• _Given instruction_
In the records that follow, locate every line with "subtitle" and extract it.

Data records
>> Start
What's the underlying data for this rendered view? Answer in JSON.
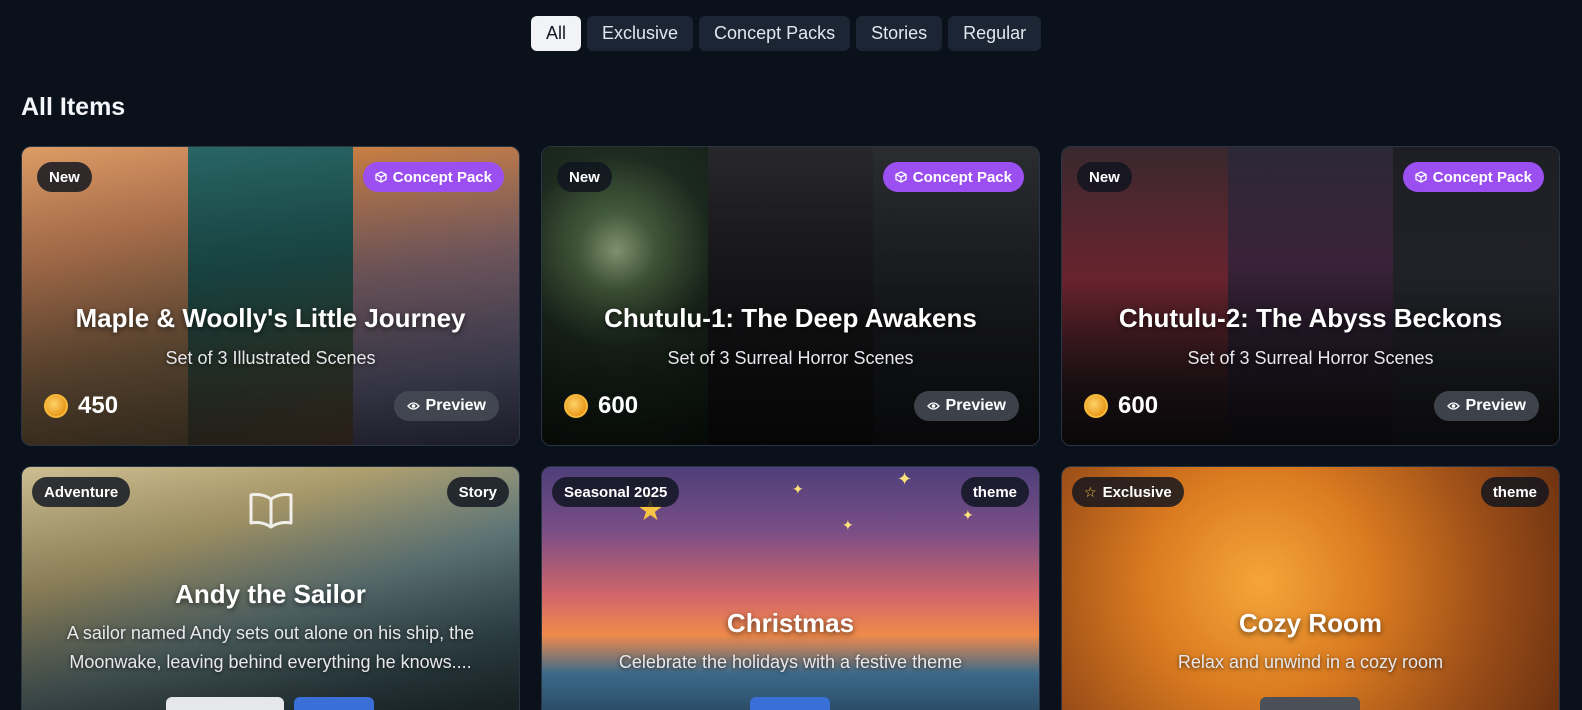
{
  "tabs": [
    {
      "label": "All",
      "active": true
    },
    {
      "label": "Exclusive",
      "active": false
    },
    {
      "label": "Concept Packs",
      "active": false
    },
    {
      "label": "Stories",
      "active": false
    },
    {
      "label": "Regular",
      "active": false
    }
  ],
  "section_title": "All Items",
  "cards": [
    {
      "badge_left": "New",
      "badge_right": "Concept Pack",
      "title": "Maple & Woolly's Little Journey",
      "subtitle": "Set of 3 Illustrated Scenes",
      "price": "450",
      "preview_label": "Preview"
    },
    {
      "badge_left": "New",
      "badge_right": "Concept Pack",
      "title": "Chutulu-1: The Deep Awakens",
      "subtitle": "Set of 3 Surreal Horror Scenes",
      "price": "600",
      "preview_label": "Preview"
    },
    {
      "badge_left": "New",
      "badge_right": "Concept Pack",
      "title": "Chutulu-2: The Abyss Beckons",
      "subtitle": "Set of 3 Surreal Horror Scenes",
      "price": "600",
      "preview_label": "Preview"
    },
    {
      "badge_left": "Adventure",
      "badge_right": "Story",
      "title": "Andy the Sailor",
      "subtitle": "A sailor named Andy sets out alone on his ship, the Moonwake, leaving behind everything he knows...."
    },
    {
      "badge_left": "Seasonal 2025",
      "badge_right": "theme",
      "title": "Christmas",
      "subtitle": "Celebrate the holidays with a festive theme"
    },
    {
      "badge_left": "Exclusive",
      "badge_right": "theme",
      "title": "Cozy Room",
      "subtitle": "Relax and unwind in a cozy room"
    }
  ],
  "icons": {
    "pack": "cube-icon",
    "coin": "coin-icon",
    "preview": "eye-icon",
    "story": "open-book-icon",
    "exclusive": "star-icon"
  },
  "colors": {
    "background": "#0b111a",
    "tab_bg": "#1b2533",
    "tab_active_bg": "#f1f3f6",
    "concept_pack_badge": "#9b4ff0",
    "coin": "#f6b93b"
  }
}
>> End
• _Task response_
      "subtitle": "Set of 3 Illustrated Scenes",
      "subtitle": "Set of 3 Surreal Horror Scenes",
      "subtitle": "Set of 3 Surreal Horror Scenes",
      "subtitle": "A sailor named Andy sets out alone on his ship, the Moonwake, leaving behind everything he knows...."
      "subtitle": "Celebrate the holidays with a festive theme"
      "subtitle": "Relax and unwind in a cozy room"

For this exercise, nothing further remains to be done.